### Data for processing
□ □ □ □ □
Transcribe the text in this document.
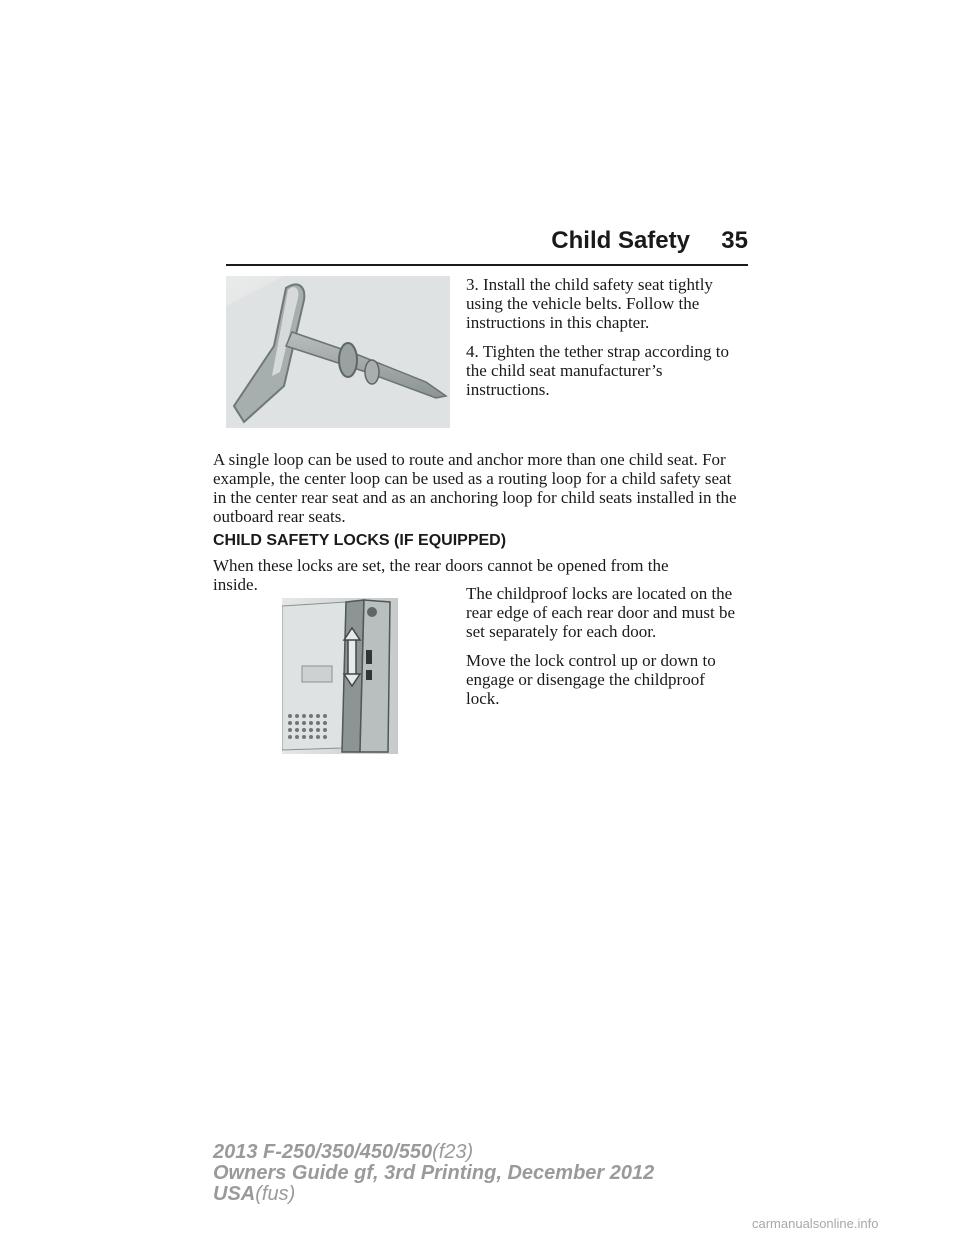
Child Safety	35

3. Install the child safety seat tightly using the vehicle belts. Follow the instructions in this chapter.

4. Tighten the tether strap according to the child seat manufacturer’s instructions.

A single loop can be used to route and anchor more than one child seat. For example, the center loop can be used as a routing loop for a child safety seat in the center rear seat and as an anchoring loop for child seats installed in the outboard rear seats.

CHILD SAFETY LOCKS (IF EQUIPPED)

When these locks are set, the rear doors cannot be opened from the inside.	The childproof locks are located on the rear edge of each rear door and must be set separately for each door.

Move the lock control up or down to engage or disengage the childproof lock.

2013 F-250/350/450/550(f23)
Owners Guide gf, 3rd Printing, December 2012
USA(fus)
carmanualsonline.info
□ □ □ □ □
### Given request
Write the full listing out again with every line unchanged, but include no pictures.

### Exercise output
Transcribe the text in this document.
Child Safety	35

3. Install the child safety seat tightly using the vehicle belts. Follow the instructions in this chapter.

4. Tighten the tether strap according to the child seat manufacturer’s instructions.

A single loop can be used to route and anchor more than one child seat. For example, the center loop can be used as a routing loop for a child safety seat in the center rear seat and as an anchoring loop for child seats installed in the outboard rear seats.

CHILD SAFETY LOCKS (IF EQUIPPED)

When these locks are set, the rear doors cannot be opened from the inside.	The childproof locks are located on the rear edge of each rear door and must be set separately for each door.

Move the lock control up or down to engage or disengage the childproof lock.

2013 F-250/350/450/550(f23)
Owners Guide gf, 3rd Printing, December 2012
USA(fus)
carmanualsonline.info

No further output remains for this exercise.